══ Textauszug

Business-Coach Jens Jannasch im Interview, Teil I

„Who is my Self? What is my Work?“…

 

Wer privat oder beruflich in einer Sackgasse steckt, oder einfach einmal eine neue Sichtweise auf Dinge des täglichen Lebens benötigt, geht entweder zur besten Freundin, zum Kumpel aus der Schulzeit oder aber holt sich professionelle Hilfe, zum Beispiel durch ein gezieltes systemisches Business-Coaching. Jens Jannasch, zertifizierter Business-Coach, 38 Jahre alt und Vater einer dreijährigen Tochter, lebt gemeinsam mit seiner Freundin in Berlin, wo ich mich mit ihm zum Interview traf. Wir sprachen unter anderem über seine eigene bewegte Jobgeschichte, über berufsbegleitende Weiterbildungen, über den Ablauf eines Coachings und was man als Coachee zu ersten Stunde eigentlich mitbringen sollte. Zudem wollte ich mehr über seine Bewegründe als Business-Coach zu arbeiten, erfahren.

 

Jeannine: Jens, du bist zertifizierter systemischer Business-Coach, das ist jedoch eigentlich „nur“ eine Zusatzausbildung zu deinem eigentlichen Beruf als Job Coach beim Integrationsmanagement einer WfbM (Werkstatt für behinderte Menschen). Was genau machst du als Job Coach und inwiefern hilft dir hierbei deine Weiterbildung zum Business-Coach?

 

Jens: Die Berufsbezeichnung „Job Coach“ gibt es eigentlich gar nicht, es existiert bisher auch keine richtige Ausbildung hierfür- außer für ein bestimmtes Integrationsprojekt. Im Jahr 2008 wurde in meinem Unternehmen diese Abteilung gegründet, um die Integration von Menschen mit Behinderungen in den allgemeinen Arbeitsmarkt nachhaltig voranzutreiben. Ziel ist es hierbei, eine Kommunikation auf Augenhöhe zu ermöglichen. Dies gelingt uns immer stärker, wir sind aktuell Marktführer in diesem Bereich, die Erfolge werden durch Nachhaltigkeit der bestehenden Arbeitsverhältnisse bemessen.

 

Jeannine: Was genau versteht man unter dem Begriff „systemisches Coaching“?

════

**Aufgabe A:**
Wie lautet die Passage des Interviews von „Jeannine: Jens, du“ bis „Weiterbildung zum Business-Coach?“, wenn „Job Coach“ darin in „Arbeitsassistent“ umbenannt wird?
Das Interview und die Einträge haben nichts miteinander zu tun.

══ Bereitgestellte Angaben

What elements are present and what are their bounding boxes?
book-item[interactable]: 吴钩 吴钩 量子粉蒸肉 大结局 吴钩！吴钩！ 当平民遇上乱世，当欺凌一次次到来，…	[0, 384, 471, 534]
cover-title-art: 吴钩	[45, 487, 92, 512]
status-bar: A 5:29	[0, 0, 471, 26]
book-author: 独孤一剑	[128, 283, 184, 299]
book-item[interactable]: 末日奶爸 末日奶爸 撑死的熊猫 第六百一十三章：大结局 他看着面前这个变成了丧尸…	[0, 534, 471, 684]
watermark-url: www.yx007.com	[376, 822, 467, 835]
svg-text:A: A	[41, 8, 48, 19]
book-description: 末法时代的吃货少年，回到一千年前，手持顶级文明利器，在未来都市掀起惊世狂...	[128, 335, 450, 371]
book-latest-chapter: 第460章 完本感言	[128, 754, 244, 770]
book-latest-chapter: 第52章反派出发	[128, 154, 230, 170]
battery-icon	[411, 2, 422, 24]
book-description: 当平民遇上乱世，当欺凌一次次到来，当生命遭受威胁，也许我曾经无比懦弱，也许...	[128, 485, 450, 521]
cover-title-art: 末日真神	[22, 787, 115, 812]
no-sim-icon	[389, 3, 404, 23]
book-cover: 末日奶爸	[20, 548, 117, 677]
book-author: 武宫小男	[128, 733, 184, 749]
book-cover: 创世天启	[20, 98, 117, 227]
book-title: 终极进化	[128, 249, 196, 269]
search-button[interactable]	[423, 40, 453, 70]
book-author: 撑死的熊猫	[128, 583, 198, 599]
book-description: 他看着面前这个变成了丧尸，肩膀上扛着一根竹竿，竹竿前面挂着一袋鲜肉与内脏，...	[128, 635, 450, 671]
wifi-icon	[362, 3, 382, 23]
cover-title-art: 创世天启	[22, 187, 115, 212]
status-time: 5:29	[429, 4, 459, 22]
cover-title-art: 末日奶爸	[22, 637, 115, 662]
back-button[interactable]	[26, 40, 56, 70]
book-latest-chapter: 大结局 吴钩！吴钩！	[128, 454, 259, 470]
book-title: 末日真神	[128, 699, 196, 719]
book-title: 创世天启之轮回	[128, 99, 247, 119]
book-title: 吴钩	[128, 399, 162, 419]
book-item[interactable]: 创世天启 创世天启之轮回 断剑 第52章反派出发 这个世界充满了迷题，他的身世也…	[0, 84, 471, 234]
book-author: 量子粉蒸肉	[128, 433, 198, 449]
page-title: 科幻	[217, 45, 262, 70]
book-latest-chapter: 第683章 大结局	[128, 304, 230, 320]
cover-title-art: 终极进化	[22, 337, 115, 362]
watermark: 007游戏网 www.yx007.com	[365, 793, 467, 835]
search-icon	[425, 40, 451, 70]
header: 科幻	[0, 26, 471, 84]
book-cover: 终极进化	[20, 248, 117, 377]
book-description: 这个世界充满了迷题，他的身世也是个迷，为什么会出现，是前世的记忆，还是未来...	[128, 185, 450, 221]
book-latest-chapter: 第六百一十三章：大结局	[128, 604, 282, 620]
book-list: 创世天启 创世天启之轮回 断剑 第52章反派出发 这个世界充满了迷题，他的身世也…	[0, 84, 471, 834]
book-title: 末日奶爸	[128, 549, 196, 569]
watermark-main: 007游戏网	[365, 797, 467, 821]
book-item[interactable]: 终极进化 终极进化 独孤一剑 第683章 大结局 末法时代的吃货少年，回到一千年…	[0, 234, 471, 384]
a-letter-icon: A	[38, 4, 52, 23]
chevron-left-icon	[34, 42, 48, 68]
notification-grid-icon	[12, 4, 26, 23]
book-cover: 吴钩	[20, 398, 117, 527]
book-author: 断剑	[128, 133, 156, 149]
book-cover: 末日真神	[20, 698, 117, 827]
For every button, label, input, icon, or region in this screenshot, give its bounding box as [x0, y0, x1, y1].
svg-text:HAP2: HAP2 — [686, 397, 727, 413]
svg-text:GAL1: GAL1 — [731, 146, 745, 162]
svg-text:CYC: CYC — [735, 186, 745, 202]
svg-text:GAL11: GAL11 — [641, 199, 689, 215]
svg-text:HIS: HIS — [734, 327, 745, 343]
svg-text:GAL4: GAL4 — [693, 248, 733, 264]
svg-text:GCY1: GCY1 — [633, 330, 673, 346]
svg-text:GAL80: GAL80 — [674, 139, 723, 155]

════

**Aufgabe B:**
Wie sehen die Einträge vom Anfang bis einschließlich der Zeile mit „283, 184, 299]“ aus, wenn man sie ohne Leerzeilen als nummerierte Liste formatiert?

**Antwort A:**
Jeannine: Jens, du bist zertifizierter systemischer Business-Coach, das ist jedoch eigentlich „nur“ eine Zusatzausbildung zu deinem eigentlichen Beruf als Arbeitsassistent beim Integrationsmanagement einer WfbM (Werkstatt für behinderte Menschen). Was genau machst du als Arbeitsassistent und inwiefern hilft dir hierbei deine Weiterbildung zum Business-Coach?

**Antwort B:**
1. What elements are present and what are their bounding boxes?
2. book-item[interactable]: 吴钩 吴钩 量子粉蒸肉 大结局 吴钩！吴钩！ 当平民遇上乱世，当欺凌一次次到来，…	[0, 384, 471, 534]
3. cover-title-art: 吴钩	[45, 487, 92, 512]
4. status-bar: A 5:29	[0, 0, 471, 26]
5. book-author: 独孤一剑	[128, 283, 184, 299]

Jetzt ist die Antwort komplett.